• Directive: Present the following data again exactly as it is shown.

● ● ● ● ● ● ●

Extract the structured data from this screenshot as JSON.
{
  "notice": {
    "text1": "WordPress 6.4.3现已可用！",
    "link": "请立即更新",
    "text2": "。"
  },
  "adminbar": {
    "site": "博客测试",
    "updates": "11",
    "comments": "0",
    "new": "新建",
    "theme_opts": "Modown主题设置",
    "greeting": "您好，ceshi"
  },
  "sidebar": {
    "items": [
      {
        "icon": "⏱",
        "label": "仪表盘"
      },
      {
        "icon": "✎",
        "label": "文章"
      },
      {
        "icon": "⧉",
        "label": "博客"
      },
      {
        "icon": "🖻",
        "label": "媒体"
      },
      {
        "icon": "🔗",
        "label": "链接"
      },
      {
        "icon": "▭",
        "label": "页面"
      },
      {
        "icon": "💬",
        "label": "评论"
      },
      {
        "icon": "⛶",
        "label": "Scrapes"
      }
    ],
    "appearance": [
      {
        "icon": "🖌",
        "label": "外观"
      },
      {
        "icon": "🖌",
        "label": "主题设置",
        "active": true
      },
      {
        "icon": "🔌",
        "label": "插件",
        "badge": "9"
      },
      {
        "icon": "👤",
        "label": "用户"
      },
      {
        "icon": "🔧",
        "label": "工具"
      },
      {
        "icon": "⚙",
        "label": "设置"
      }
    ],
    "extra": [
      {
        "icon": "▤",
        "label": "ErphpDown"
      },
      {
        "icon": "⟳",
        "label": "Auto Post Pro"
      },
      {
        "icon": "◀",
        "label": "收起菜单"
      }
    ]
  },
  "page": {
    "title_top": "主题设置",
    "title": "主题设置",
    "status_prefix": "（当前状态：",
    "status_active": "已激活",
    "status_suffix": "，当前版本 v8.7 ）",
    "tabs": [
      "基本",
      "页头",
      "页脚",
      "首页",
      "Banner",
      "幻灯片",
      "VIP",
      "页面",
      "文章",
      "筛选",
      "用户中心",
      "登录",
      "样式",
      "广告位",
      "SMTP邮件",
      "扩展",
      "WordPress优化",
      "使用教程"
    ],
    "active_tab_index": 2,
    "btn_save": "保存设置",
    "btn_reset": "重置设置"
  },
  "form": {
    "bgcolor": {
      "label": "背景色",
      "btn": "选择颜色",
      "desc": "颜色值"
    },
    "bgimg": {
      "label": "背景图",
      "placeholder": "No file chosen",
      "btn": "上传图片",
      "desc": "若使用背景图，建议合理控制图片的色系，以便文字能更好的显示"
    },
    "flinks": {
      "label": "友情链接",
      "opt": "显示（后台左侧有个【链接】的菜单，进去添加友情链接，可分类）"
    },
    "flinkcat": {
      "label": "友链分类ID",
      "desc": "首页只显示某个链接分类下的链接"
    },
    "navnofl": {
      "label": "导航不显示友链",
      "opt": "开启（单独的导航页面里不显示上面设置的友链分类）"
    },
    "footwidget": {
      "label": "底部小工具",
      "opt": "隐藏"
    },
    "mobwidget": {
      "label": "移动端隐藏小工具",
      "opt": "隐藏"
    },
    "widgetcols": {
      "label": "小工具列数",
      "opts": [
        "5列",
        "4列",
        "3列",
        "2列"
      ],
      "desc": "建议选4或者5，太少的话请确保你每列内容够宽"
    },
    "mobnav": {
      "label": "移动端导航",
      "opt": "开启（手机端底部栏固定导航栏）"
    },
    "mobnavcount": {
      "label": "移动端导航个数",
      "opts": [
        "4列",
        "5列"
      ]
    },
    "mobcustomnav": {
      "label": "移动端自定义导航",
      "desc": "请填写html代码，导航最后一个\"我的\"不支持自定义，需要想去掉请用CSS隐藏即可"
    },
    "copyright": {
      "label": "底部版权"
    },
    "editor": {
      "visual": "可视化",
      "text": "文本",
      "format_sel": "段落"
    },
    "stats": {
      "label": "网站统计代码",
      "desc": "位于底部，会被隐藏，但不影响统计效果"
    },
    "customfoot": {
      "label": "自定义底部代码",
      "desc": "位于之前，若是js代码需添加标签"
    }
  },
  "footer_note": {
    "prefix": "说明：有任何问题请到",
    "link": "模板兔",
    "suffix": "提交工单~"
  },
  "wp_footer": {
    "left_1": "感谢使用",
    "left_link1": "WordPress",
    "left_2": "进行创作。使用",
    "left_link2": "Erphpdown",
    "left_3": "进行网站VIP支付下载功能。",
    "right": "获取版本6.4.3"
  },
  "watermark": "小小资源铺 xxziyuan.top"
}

● ● ● ● ● ● ●

• Task output:
Extract the structured data from this screenshot as JSON.
{
  "notice": {
    "text1": "WordPress 6.4.3现已可用！",
    "link": "请立即更新",
    "text2": "。"
  },
  "adminbar": {
    "site": "博客测试",
    "updates": "11",
    "comments": "0",
    "new": "新建",
    "theme_opts": "Modown主题设置",
    "greeting": "您好，ceshi"
  },
  "sidebar": {
    "items": [
      {
        "icon": "⏱",
        "label": "仪表盘"
      },
      {
        "icon": "✎",
        "label": "文章"
      },
      {
        "icon": "⧉",
        "label": "博客"
      },
      {
        "icon": "🖻",
        "label": "媒体"
      },
      {
        "icon": "🔗",
        "label": "链接"
      },
      {
        "icon": "▭",
        "label": "页面"
      },
      {
        "icon": "💬",
        "label": "评论"
      },
      {
        "icon": "⛶",
        "label": "Scrapes"
      }
    ],
    "appearance": [
      {
        "icon": "🖌",
        "label": "外观"
      },
      {
        "icon": "🖌",
        "label": "主题设置",
        "active": true
      },
      {
        "icon": "🔌",
        "label": "插件",
        "badge": "9"
      },
      {
        "icon": "👤",
        "label": "用户"
      },
      {
        "icon": "🔧",
        "label": "工具"
      },
      {
        "icon": "⚙",
        "label": "设置"
      }
    ],
    "extra": [
      {
        "icon": "▤",
        "label": "ErphpDown"
      },
      {
        "icon": "⟳",
        "label": "Auto Post Pro"
      },
      {
        "icon": "◀",
        "label": "收起菜单"
      }
    ]
  },
  "page": {
    "title_top": "主题设置",
    "title": "主题设置",
    "status_prefix": "（当前状态：",
    "status_active": "已激活",
    "status_suffix": "，当前版本 v8.7 ）",
    "tabs": [
      "基本",
      "页头",
      "页脚",
      "首页",
      "Banner",
      "幻灯片",
      "VIP",
      "页面",
      "文章",
      "筛选",
      "用户中心",
      "登录",
      "样式",
      "广告位",
      "SMTP邮件",
      "扩展",
      "WordPress优化",
      "使用教程"
    ],
    "active_tab_index": 2,
    "btn_save": "保存设置",
    "btn_reset": "重置设置"
  },
  "form": {
    "bgcolor": {
      "label": "背景色",
      "btn": "选择颜色",
      "desc": "颜色值"
    },
    "bgimg": {
      "label": "背景图",
      "placeholder": "No file chosen",
      "btn": "上传图片",
      "desc": "若使用背景图，建议合理控制图片的色系，以便文字能更好的显示"
    },
    "flinks": {
      "label": "友情链接",
      "opt": "显示（后台左侧有个【链接】的菜单，进去添加友情链接，可分类）"
    },
    "flinkcat": {
      "label": "友链分类ID",
      "desc": "首页只显示某个链接分类下的链接"
    },
    "navnofl": {
      "label": "导航不显示友链",
      "opt": "开启（单独的导航页面里不显示上面设置的友链分类）"
    },
    "footwidget": {
      "label": "底部小工具",
      "opt": "隐藏"
    },
    "mobwidget": {
      "label": "移动端隐藏小工具",
      "opt": "隐藏"
    },
    "widgetcols": {
      "label": "小工具列数",
      "opts": [
        "5列",
        "4列",
        "3列",
        "2列"
      ],
      "desc": "建议选4或者5，太少的话请确保你每列内容够宽"
    },
    "mobnav": {
      "label": "移动端导航",
      "opt": "开启（手机端底部栏固定导航栏）"
    },
    "mobnavcount": {
      "label": "移动端导航个数",
      "opts": [
        "4列",
        "5列"
      ]
    },
    "mobcustomnav": {
      "label": "移动端自定义导航",
      "desc": "请填写html代码，导航最后一个\"我的\"不支持自定义，需要想去掉请用CSS隐藏即可"
    },
    "copyright": {
      "label": "底部版权"
    },
    "editor": {
      "visual": "可视化",
      "text": "文本",
      "format_sel": "段落"
    },
    "stats": {
      "label": "网站统计代码",
      "desc": "位于底部，会被隐藏，但不影响统计效果"
    },
    "customfoot": {
      "label": "自定义底部代码",
      "desc": "位于之前，若是js代码需添加标签"
    }
  },
  "footer_note": {
    "prefix": "说明：有任何问题请到",
    "link": "模板兔",
    "suffix": "提交工单~"
  },
  "wp_footer": {
    "left_1": "感谢使用",
    "left_link1": "WordPress",
    "left_2": "进行创作。使用",
    "left_link2": "Erphpdown",
    "left_3": "进行网站VIP支付下载功能。",
    "right": "获取版本6.4.3"
  },
  "watermark": "小小资源铺 xxziyuan.top"
}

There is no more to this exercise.